Copy out every line in the entries below that includes "Managerial".
■ ■ ■
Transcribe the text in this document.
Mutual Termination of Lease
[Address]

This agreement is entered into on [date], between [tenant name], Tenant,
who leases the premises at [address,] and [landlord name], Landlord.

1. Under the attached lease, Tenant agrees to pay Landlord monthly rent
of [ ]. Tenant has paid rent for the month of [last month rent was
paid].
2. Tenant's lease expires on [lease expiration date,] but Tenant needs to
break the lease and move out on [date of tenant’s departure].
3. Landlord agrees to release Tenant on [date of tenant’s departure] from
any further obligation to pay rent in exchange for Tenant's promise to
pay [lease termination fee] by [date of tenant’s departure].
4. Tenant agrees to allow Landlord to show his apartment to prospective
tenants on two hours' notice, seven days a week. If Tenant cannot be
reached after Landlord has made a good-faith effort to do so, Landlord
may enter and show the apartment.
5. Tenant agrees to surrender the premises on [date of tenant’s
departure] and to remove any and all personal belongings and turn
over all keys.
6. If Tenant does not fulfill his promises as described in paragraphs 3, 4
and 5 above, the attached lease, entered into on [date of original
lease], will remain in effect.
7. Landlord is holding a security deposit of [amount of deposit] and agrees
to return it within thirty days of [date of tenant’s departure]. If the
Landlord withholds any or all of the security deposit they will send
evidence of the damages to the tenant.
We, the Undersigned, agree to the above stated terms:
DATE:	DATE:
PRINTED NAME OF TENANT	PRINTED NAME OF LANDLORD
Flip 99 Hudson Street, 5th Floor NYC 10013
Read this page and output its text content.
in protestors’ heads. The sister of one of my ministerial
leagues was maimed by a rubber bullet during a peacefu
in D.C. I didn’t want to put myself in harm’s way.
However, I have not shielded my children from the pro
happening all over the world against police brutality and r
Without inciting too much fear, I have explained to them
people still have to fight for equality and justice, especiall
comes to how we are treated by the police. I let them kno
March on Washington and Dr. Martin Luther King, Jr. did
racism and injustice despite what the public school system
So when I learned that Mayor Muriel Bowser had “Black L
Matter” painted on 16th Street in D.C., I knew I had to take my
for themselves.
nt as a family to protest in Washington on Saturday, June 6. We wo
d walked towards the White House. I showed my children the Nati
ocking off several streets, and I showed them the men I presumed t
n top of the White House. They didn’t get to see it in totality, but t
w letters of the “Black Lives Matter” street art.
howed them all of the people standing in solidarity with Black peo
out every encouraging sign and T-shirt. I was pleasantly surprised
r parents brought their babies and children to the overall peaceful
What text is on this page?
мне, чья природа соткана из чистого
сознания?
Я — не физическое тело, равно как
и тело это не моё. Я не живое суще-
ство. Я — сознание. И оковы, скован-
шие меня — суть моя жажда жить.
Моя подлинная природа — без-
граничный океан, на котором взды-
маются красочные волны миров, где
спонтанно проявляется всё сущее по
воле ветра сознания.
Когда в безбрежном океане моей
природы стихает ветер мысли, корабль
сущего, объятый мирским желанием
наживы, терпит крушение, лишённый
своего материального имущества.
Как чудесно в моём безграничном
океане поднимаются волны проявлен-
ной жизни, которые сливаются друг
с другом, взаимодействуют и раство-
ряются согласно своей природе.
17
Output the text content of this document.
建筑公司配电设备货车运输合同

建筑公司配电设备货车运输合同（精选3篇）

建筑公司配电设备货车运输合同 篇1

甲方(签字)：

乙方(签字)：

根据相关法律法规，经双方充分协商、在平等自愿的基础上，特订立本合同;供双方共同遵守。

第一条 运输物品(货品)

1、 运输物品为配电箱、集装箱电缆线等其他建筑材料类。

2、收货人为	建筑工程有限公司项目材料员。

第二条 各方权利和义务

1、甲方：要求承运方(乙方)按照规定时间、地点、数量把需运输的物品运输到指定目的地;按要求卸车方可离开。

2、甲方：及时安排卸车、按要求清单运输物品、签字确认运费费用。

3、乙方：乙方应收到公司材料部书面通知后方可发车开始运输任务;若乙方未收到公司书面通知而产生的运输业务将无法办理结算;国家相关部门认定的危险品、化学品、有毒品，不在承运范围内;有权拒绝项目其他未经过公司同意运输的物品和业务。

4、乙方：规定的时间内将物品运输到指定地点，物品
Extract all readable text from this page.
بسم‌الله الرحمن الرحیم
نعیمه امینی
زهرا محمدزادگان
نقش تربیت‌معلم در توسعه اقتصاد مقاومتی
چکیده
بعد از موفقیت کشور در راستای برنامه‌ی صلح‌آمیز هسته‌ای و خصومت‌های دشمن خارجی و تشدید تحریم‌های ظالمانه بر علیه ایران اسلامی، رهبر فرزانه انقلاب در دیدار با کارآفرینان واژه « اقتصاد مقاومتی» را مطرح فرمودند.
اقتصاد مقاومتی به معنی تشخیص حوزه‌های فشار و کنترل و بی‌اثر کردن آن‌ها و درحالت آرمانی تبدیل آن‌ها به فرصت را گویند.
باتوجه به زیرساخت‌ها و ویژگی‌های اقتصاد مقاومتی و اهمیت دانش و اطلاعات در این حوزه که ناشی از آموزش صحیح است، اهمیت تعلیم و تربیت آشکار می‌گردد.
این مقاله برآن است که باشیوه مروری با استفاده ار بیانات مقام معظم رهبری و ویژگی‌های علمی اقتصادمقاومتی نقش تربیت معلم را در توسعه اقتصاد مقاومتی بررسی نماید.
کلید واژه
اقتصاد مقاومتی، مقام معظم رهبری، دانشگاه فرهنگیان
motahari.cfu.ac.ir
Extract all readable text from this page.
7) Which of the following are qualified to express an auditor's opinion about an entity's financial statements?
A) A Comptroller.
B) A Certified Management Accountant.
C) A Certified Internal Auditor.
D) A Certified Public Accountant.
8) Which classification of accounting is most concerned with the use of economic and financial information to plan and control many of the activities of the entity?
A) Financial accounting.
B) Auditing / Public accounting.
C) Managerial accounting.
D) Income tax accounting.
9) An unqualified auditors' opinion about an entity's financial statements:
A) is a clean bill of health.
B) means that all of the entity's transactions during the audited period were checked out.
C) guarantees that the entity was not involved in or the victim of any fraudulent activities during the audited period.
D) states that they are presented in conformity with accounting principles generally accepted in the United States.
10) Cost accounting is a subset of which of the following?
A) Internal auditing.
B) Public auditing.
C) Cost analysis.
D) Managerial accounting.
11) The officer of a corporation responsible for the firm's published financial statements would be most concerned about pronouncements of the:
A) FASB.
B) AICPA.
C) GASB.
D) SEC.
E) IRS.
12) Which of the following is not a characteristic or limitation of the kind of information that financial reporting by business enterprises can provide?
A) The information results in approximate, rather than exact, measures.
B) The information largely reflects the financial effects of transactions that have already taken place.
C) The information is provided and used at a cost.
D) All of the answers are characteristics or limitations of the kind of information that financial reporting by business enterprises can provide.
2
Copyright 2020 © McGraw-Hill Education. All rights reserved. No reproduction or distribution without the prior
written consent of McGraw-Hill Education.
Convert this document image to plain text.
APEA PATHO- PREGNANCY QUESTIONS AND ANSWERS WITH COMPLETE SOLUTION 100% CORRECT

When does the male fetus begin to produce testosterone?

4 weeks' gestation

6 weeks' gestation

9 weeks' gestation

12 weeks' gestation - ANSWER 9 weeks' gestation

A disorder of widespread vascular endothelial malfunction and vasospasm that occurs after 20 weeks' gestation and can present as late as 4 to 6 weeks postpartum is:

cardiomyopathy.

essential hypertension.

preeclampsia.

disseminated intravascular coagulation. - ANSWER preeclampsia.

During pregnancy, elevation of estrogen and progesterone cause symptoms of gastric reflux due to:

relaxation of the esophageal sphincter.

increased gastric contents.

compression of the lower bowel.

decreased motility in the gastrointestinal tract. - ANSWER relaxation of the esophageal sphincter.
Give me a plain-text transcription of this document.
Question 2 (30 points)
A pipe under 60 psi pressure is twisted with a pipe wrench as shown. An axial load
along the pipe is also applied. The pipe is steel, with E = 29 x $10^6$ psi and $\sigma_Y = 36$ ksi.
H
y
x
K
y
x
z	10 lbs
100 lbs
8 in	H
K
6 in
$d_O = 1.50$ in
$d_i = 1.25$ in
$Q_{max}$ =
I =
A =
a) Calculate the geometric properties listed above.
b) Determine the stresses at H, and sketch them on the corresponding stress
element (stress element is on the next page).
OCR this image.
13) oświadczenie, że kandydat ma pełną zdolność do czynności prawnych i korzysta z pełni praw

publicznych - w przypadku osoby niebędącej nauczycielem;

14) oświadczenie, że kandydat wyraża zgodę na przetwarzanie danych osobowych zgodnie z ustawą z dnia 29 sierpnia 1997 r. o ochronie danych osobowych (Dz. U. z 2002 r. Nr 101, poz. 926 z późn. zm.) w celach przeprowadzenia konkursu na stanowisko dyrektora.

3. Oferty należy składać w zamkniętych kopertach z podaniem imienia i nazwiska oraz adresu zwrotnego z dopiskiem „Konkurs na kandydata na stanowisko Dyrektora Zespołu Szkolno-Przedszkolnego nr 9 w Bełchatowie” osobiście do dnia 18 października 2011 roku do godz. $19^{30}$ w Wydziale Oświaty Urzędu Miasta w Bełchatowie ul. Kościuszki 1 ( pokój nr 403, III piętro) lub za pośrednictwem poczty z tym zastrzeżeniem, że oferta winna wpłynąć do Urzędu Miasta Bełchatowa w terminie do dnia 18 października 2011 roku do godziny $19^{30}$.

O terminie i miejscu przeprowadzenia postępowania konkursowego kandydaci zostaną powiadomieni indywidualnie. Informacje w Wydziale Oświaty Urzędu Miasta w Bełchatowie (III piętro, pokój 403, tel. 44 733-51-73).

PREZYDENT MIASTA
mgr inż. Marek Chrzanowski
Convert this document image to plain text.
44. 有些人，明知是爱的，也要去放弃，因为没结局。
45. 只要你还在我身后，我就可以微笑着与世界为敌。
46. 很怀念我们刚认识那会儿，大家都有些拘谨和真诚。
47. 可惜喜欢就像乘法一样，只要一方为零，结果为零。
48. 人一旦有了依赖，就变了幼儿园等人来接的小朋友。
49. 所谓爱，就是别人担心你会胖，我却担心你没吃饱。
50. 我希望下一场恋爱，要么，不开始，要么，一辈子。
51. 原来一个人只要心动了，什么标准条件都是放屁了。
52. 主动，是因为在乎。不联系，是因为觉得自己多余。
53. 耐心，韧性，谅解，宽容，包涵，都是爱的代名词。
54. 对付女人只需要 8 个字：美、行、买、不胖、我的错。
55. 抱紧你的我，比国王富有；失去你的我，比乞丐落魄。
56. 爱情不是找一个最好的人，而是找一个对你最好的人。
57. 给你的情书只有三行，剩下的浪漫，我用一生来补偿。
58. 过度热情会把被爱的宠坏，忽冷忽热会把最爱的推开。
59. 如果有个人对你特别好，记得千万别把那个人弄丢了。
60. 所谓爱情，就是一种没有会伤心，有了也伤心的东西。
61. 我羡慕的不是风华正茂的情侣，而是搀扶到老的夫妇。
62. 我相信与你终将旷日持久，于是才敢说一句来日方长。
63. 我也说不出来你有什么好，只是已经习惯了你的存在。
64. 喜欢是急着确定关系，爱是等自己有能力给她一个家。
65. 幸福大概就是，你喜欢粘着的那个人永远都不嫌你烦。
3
■ ■ ■
The reply ::
C) Managerial accounting.
D) Managerial accounting.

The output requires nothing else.